» **Problem details**: Extract all of the data and reproduce it precisely.

» **Input**:
○ ○ ○

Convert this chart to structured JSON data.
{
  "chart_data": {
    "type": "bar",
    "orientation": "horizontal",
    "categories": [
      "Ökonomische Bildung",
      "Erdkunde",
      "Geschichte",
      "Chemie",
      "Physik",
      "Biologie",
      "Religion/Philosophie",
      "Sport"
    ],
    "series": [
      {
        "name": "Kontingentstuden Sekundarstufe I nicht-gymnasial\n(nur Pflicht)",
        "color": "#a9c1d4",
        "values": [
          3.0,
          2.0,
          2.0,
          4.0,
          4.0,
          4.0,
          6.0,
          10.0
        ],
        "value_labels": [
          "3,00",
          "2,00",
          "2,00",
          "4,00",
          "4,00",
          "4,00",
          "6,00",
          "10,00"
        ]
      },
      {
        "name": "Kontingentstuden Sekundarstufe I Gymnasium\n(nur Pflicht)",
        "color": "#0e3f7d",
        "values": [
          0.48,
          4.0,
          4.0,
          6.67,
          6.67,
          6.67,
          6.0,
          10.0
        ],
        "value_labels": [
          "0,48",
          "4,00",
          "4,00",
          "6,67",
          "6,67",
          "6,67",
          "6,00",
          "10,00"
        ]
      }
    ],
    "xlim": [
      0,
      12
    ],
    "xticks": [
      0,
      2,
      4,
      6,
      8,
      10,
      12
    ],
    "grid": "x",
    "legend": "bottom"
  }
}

○ ○ ○

» **Written answer**:
Convert this chart to structured JSON data.
{
  "chart_data": {
    "type": "bar",
    "orientation": "horizontal",
    "categories": [
      "Ökonomische Bildung",
      "Erdkunde",
      "Geschichte",
      "Chemie",
      "Physik",
      "Biologie",
      "Religion/Philosophie",
      "Sport"
    ],
    "series": [
      {
        "name": "Kontingentstuden Sekundarstufe I nicht-gymnasial\n(nur Pflicht)",
        "color": "#a9c1d4",
        "values": [
          3.0,
          2.0,
          2.0,
          4.0,
          4.0,
          4.0,
          6.0,
          10.0
        ],
        "value_labels": [
          "3,00",
          "2,00",
          "2,00",
          "4,00",
          "4,00",
          "4,00",
          "6,00",
          "10,00"
        ]
      },
      {
        "name": "Kontingentstuden Sekundarstufe I Gymnasium\n(nur Pflicht)",
        "color": "#0e3f7d",
        "values": [
          0.48,
          4.0,
          4.0,
          6.67,
          6.67,
          6.67,
          6.0,
          10.0
        ],
        "value_labels": [
          "0,48",
          "4,00",
          "4,00",
          "6,67",
          "6,67",
          "6,67",
          "6,00",
          "10,00"
        ]
      }
    ],
    "xlim": [
      0,
      12
    ],
    "xticks": [
      0,
      2,
      4,
      6,
      8,
      10,
      12
    ],
    "grid": "x",
    "legend": "bottom"
  }
}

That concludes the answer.